### TASK OBJECTIVE
Quote all of the data below exactly, please.

## begin

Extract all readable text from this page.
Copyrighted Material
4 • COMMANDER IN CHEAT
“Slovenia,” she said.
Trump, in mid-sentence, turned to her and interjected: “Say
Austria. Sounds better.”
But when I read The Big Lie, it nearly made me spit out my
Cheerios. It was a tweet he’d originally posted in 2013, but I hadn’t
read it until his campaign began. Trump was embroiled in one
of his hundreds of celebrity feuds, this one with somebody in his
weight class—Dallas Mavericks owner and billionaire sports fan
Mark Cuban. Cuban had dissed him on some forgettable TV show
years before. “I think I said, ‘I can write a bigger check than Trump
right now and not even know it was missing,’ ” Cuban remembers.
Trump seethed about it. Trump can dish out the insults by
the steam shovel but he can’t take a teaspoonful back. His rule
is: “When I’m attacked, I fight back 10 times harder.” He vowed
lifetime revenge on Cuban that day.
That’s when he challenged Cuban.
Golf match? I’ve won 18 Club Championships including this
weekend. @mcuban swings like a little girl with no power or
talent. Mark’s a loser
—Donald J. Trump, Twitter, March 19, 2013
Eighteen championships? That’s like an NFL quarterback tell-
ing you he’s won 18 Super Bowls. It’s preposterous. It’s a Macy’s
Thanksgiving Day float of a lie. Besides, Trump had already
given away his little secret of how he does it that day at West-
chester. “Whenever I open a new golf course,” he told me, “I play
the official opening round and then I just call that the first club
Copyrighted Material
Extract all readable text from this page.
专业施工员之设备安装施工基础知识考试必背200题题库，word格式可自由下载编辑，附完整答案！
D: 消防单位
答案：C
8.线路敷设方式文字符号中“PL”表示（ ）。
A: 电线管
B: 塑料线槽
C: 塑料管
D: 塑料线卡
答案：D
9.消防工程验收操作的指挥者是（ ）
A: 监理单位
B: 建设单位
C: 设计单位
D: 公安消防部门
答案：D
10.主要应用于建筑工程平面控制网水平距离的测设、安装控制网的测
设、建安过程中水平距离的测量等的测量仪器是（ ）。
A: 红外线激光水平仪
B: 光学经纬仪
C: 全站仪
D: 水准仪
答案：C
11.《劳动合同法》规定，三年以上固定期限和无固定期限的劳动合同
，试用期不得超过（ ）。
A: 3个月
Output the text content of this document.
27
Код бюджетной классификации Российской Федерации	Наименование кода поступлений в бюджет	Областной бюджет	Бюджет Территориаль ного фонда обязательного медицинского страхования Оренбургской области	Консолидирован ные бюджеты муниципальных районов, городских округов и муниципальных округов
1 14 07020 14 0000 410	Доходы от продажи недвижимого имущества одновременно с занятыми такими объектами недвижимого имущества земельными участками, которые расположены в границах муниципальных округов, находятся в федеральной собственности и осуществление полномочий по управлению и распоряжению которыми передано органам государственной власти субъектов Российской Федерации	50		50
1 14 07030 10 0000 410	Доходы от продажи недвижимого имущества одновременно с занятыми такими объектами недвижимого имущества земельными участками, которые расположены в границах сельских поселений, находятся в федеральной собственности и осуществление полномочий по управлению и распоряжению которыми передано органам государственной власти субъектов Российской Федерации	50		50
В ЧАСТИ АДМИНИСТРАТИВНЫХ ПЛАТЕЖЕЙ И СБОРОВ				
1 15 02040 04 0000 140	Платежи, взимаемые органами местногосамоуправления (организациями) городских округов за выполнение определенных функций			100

## end

### RESULT BELOW
Extract all readable text from this page.
Copyrighted Material
4 • COMMANDER IN CHEAT
“Slovenia,” she said.
Trump, in mid-sentence, turned to her and interjected: “Say
Austria. Sounds better.”
But when I read The Big Lie, it nearly made me spit out my
Cheerios. It was a tweet he’d originally posted in 2013, but I hadn’t
read it until his campaign began. Trump was embroiled in one
of his hundreds of celebrity feuds, this one with somebody in his
weight class—Dallas Mavericks owner and billionaire sports fan
Mark Cuban. Cuban had dissed him on some forgettable TV show
years before. “I think I said, ‘I can write a bigger check than Trump
right now and not even know it was missing,’ ” Cuban remembers.
Trump seethed about it. Trump can dish out the insults by
the steam shovel but he can’t take a teaspoonful back. His rule
is: “When I’m attacked, I fight back 10 times harder.” He vowed
lifetime revenge on Cuban that day.
That’s when he challenged Cuban.
Golf match? I’ve won 18 Club Championships including this
weekend. @mcuban swings like a little girl with no power or
talent. Mark’s a loser
—Donald J. Trump, Twitter, March 19, 2013
Eighteen championships? That’s like an NFL quarterback tell-
ing you he’s won 18 Super Bowls. It’s preposterous. It’s a Macy’s
Thanksgiving Day float of a lie. Besides, Trump had already
given away his little secret of how he does it that day at West-
chester. “Whenever I open a new golf course,” he told me, “I play
the official opening round and then I just call that the first club
Copyrighted Material
Extract all readable text from this page.
专业施工员之设备安装施工基础知识考试必背200题题库，word格式可自由下载编辑，附完整答案！
D: 消防单位
答案：C
8.线路敷设方式文字符号中“PL”表示（ ）。
A: 电线管
B: 塑料线槽
C: 塑料管
D: 塑料线卡
答案：D
9.消防工程验收操作的指挥者是（ ）
A: 监理单位
B: 建设单位
C: 设计单位
D: 公安消防部门
答案：D
10.主要应用于建筑工程平面控制网水平距离的测设、安装控制网的测
设、建安过程中水平距离的测量等的测量仪器是（ ）。
A: 红外线激光水平仪
B: 光学经纬仪
C: 全站仪
D: 水准仪
答案：C
11.《劳动合同法》规定，三年以上固定期限和无固定期限的劳动合同
，试用期不得超过（ ）。
A: 3个月
Output the text content of this document.
27
Код бюджетной классификации Российской Федерации	Наименование кода поступлений в бюджет	Областной бюджет	Бюджет Территориаль ного фонда обязательного медицинского страхования Оренбургской области	Консолидирован ные бюджеты муниципальных районов, городских округов и муниципальных округов
1 14 07020 14 0000 410	Доходы от продажи недвижимого имущества одновременно с занятыми такими объектами недвижимого имущества земельными участками, которые расположены в границах муниципальных округов, находятся в федеральной собственности и осуществление полномочий по управлению и распоряжению которыми передано органам государственной власти субъектов Российской Федерации	50		50
1 14 07030 10 0000 410	Доходы от продажи недвижимого имущества одновременно с занятыми такими объектами недвижимого имущества земельными участками, которые расположены в границах сельских поселений, находятся в федеральной собственности и осуществление полномочий по управлению и распоряжению которыми передано органам государственной власти субъектов Российской Федерации	50		50
В ЧАСТИ АДМИНИСТРАТИВНЫХ ПЛАТЕЖЕЙ И СБОРОВ				
1 15 02040 04 0000 140	Платежи, взимаемые органами местногосамоуправления (организациями) городских округов за выполнение определенных функций			100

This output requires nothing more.